# Records supplied start

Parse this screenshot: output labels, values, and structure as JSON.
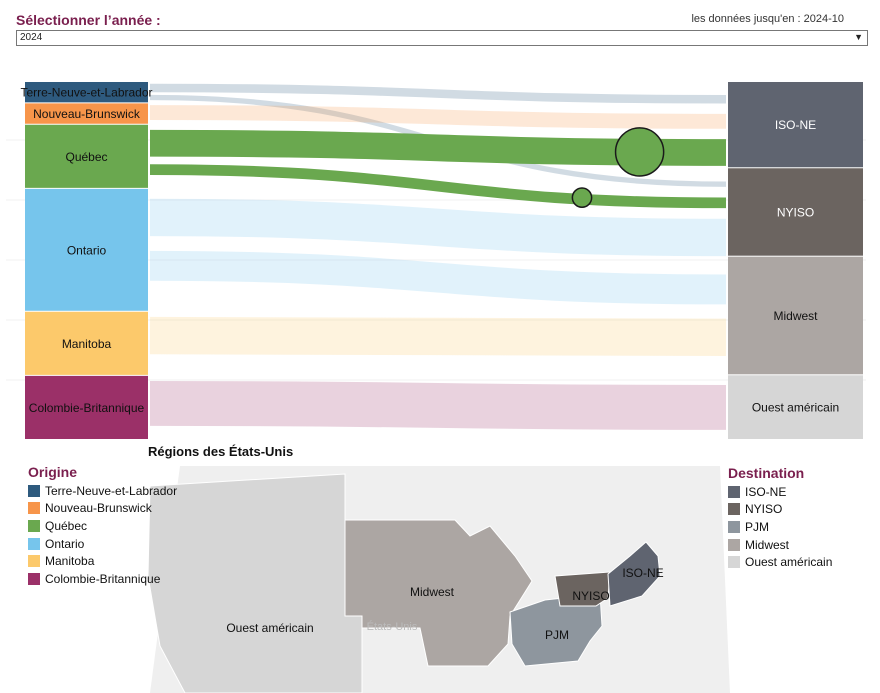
{
  "header": {
    "year_label": "Sélectionner l’année :",
    "data_note": "les données jusqu'en : 2024-10",
    "year_value": "2024"
  },
  "map": {
    "title": "Régions des États-Unis",
    "region_labels": [
      "Ouest américain",
      "Midwest",
      "NYISO",
      "ISO-NE",
      "PJM"
    ],
    "watermark": "États-Unis"
  },
  "legend_origin": {
    "title": "Origine",
    "items": [
      {
        "label": "Terre-Neuve-et-Labrador",
        "color": "#2e5a7e"
      },
      {
        "label": "Nouveau-Brunswick",
        "color": "#f7954a"
      },
      {
        "label": "Québec",
        "color": "#6aa84f"
      },
      {
        "label": "Ontario",
        "color": "#76c5ec"
      },
      {
        "label": "Manitoba",
        "color": "#fcc96b"
      },
      {
        "label": "Colombie-Britannique",
        "color": "#9b3068"
      }
    ]
  },
  "legend_dest": {
    "title": "Destination",
    "items": [
      {
        "label": "ISO-NE",
        "color": "#5f6470"
      },
      {
        "label": "NYISO",
        "color": "#6b6460"
      },
      {
        "label": "PJM",
        "color": "#8e969e"
      },
      {
        "label": "Midwest",
        "color": "#aca6a3"
      },
      {
        "label": "Ouest américain",
        "color": "#d6d6d6"
      }
    ]
  },
  "chart_data": {
    "type": "sankey",
    "origins": [
      {
        "name": "Terre-Neuve-et-Labrador",
        "color": "#2e5a7e",
        "value": 2.0
      },
      {
        "name": "Nouveau-Brunswick",
        "color": "#f7954a",
        "value": 2.0
      },
      {
        "name": "Québec",
        "color": "#6aa84f",
        "value": 6.0
      },
      {
        "name": "Ontario",
        "color": "#76c5ec",
        "value": 11.5
      },
      {
        "name": "Manitoba",
        "color": "#fcc96b",
        "value": 6.0
      },
      {
        "name": "Colombie-Britannique",
        "color": "#9b3068",
        "value": 6.0
      }
    ],
    "destinations": [
      {
        "name": "ISO-NE",
        "color": "#5f6470",
        "value": 8.0
      },
      {
        "name": "NYISO",
        "color": "#6b6460",
        "value": 8.2
      },
      {
        "name": "Midwest",
        "color": "#aca6a3",
        "value": 11.0
      },
      {
        "name": "Ouest américain",
        "color": "#d6d6d6",
        "value": 6.0
      }
    ],
    "flows": [
      {
        "from": "Terre-Neuve-et-Labrador",
        "to": "ISO-NE",
        "value": 0.8,
        "highlight": false
      },
      {
        "from": "Terre-Neuve-et-Labrador",
        "to": "NYISO",
        "value": 0.5,
        "highlight": false
      },
      {
        "from": "Nouveau-Brunswick",
        "to": "ISO-NE",
        "value": 1.4,
        "highlight": false
      },
      {
        "from": "Québec",
        "to": "ISO-NE",
        "value": 2.5,
        "highlight": true
      },
      {
        "from": "Québec",
        "to": "NYISO",
        "value": 1.0,
        "highlight": true
      },
      {
        "from": "Ontario",
        "to": "NYISO",
        "value": 3.5,
        "highlight": false
      },
      {
        "from": "Ontario",
        "to": "Midwest",
        "value": 2.8,
        "highlight": false
      },
      {
        "from": "Manitoba",
        "to": "Midwest",
        "value": 3.5,
        "highlight": false
      },
      {
        "from": "Colombie-Britannique",
        "to": "Ouest américain",
        "value": 4.2,
        "highlight": false
      }
    ]
  }
}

# Records supplied end

What you have to do
Filter the records above for "Unis" and copy every matching line.

Response below
    "title": "Régions des États-Unis",
    "watermark": "États-Unis"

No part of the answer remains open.